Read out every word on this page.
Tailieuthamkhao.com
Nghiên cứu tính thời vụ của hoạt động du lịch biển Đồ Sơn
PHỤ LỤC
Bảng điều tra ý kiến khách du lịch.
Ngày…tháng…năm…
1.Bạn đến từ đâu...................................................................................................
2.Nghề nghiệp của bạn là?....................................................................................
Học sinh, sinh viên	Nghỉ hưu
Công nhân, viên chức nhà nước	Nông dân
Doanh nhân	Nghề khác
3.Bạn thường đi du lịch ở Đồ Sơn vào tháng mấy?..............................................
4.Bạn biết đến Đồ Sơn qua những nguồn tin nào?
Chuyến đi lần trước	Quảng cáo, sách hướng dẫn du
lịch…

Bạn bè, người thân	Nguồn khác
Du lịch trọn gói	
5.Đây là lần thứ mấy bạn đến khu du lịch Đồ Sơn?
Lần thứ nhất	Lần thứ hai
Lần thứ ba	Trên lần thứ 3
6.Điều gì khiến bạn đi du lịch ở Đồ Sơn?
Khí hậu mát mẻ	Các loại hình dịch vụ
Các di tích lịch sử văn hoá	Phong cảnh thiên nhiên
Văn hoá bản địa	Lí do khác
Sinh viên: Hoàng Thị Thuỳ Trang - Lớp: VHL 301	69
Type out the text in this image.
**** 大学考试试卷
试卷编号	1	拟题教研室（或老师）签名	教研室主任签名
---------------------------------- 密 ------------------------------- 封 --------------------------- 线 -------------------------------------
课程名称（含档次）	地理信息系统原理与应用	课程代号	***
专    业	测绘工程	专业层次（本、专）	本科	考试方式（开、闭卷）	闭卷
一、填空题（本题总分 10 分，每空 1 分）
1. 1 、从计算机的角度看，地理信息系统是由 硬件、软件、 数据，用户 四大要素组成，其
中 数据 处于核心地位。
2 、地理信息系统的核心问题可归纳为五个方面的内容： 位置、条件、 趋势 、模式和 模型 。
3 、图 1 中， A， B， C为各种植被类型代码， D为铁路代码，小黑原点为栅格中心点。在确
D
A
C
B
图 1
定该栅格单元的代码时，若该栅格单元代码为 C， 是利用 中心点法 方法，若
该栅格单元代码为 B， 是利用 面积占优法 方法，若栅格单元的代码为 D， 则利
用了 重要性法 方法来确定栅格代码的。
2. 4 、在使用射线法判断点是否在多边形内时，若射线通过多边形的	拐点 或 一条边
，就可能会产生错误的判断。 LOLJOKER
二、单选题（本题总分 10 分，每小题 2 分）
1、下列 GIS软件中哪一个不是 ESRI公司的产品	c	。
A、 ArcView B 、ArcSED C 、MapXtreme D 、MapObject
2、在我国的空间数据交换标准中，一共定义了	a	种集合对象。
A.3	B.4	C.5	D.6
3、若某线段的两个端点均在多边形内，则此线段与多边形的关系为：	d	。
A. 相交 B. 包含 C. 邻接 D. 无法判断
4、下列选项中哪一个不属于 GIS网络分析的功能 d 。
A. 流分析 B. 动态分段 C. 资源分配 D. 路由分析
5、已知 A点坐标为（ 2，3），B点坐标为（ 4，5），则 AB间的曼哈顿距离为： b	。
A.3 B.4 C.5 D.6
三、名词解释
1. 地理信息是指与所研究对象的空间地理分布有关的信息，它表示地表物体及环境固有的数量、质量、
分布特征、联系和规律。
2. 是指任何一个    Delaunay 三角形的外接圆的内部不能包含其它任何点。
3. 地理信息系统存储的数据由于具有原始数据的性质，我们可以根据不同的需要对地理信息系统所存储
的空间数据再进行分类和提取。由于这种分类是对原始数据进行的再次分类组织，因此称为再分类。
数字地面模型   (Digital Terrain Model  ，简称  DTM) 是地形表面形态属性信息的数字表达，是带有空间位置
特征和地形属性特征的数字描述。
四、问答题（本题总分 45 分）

—————

_WORK TO BE COMPLETED:_ Once more, set down the full listing, verbatim.

_CORRECT RESULT:_
Read out every word on this page.
Tailieuthamkhao.com
Nghiên cứu tính thời vụ của hoạt động du lịch biển Đồ Sơn
PHỤ LỤC
Bảng điều tra ý kiến khách du lịch.
Ngày…tháng…năm…
1.Bạn đến từ đâu...................................................................................................
2.Nghề nghiệp của bạn là?....................................................................................
Học sinh, sinh viên	Nghỉ hưu
Công nhân, viên chức nhà nước	Nông dân
Doanh nhân	Nghề khác
3.Bạn thường đi du lịch ở Đồ Sơn vào tháng mấy?..............................................
4.Bạn biết đến Đồ Sơn qua những nguồn tin nào?
Chuyến đi lần trước	Quảng cáo, sách hướng dẫn du
lịch…

Bạn bè, người thân	Nguồn khác
Du lịch trọn gói	
5.Đây là lần thứ mấy bạn đến khu du lịch Đồ Sơn?
Lần thứ nhất	Lần thứ hai
Lần thứ ba	Trên lần thứ 3
6.Điều gì khiến bạn đi du lịch ở Đồ Sơn?
Khí hậu mát mẻ	Các loại hình dịch vụ
Các di tích lịch sử văn hoá	Phong cảnh thiên nhiên
Văn hoá bản địa	Lí do khác
Sinh viên: Hoàng Thị Thuỳ Trang - Lớp: VHL 301	69
Type out the text in this image.
**** 大学考试试卷
试卷编号	1	拟题教研室（或老师）签名	教研室主任签名
---------------------------------- 密 ------------------------------- 封 --------------------------- 线 -------------------------------------
课程名称（含档次）	地理信息系统原理与应用	课程代号	***
专    业	测绘工程	专业层次（本、专）	本科	考试方式（开、闭卷）	闭卷
一、填空题（本题总分 10 分，每空 1 分）
1. 1 、从计算机的角度看，地理信息系统是由 硬件、软件、 数据，用户 四大要素组成，其
中 数据 处于核心地位。
2 、地理信息系统的核心问题可归纳为五个方面的内容： 位置、条件、 趋势 、模式和 模型 。
3 、图 1 中， A， B， C为各种植被类型代码， D为铁路代码，小黑原点为栅格中心点。在确
D
A
C
B
图 1
定该栅格单元的代码时，若该栅格单元代码为 C， 是利用 中心点法 方法，若
该栅格单元代码为 B， 是利用 面积占优法 方法，若栅格单元的代码为 D， 则利
用了 重要性法 方法来确定栅格代码的。
2. 4 、在使用射线法判断点是否在多边形内时，若射线通过多边形的	拐点 或 一条边
，就可能会产生错误的判断。 LOLJOKER
二、单选题（本题总分 10 分，每小题 2 分）
1、下列 GIS软件中哪一个不是 ESRI公司的产品	c	。
A、 ArcView B 、ArcSED C 、MapXtreme D 、MapObject
2、在我国的空间数据交换标准中，一共定义了	a	种集合对象。
A.3	B.4	C.5	D.6
3、若某线段的两个端点均在多边形内，则此线段与多边形的关系为：	d	。
A. 相交 B. 包含 C. 邻接 D. 无法判断
4、下列选项中哪一个不属于 GIS网络分析的功能 d 。
A. 流分析 B. 动态分段 C. 资源分配 D. 路由分析
5、已知 A点坐标为（ 2，3），B点坐标为（ 4，5），则 AB间的曼哈顿距离为： b	。
A.3 B.4 C.5 D.6
三、名词解释
1. 地理信息是指与所研究对象的空间地理分布有关的信息，它表示地表物体及环境固有的数量、质量、
分布特征、联系和规律。
2. 是指任何一个    Delaunay 三角形的外接圆的内部不能包含其它任何点。
3. 地理信息系统存储的数据由于具有原始数据的性质，我们可以根据不同的需要对地理信息系统所存储
的空间数据再进行分类和提取。由于这种分类是对原始数据进行的再次分类组织，因此称为再分类。
数字地面模型   (Digital Terrain Model  ，简称  DTM) 是地形表面形态属性信息的数字表达，是带有空间位置
特征和地形属性特征的数字描述。
四、问答题（本题总分 45 分）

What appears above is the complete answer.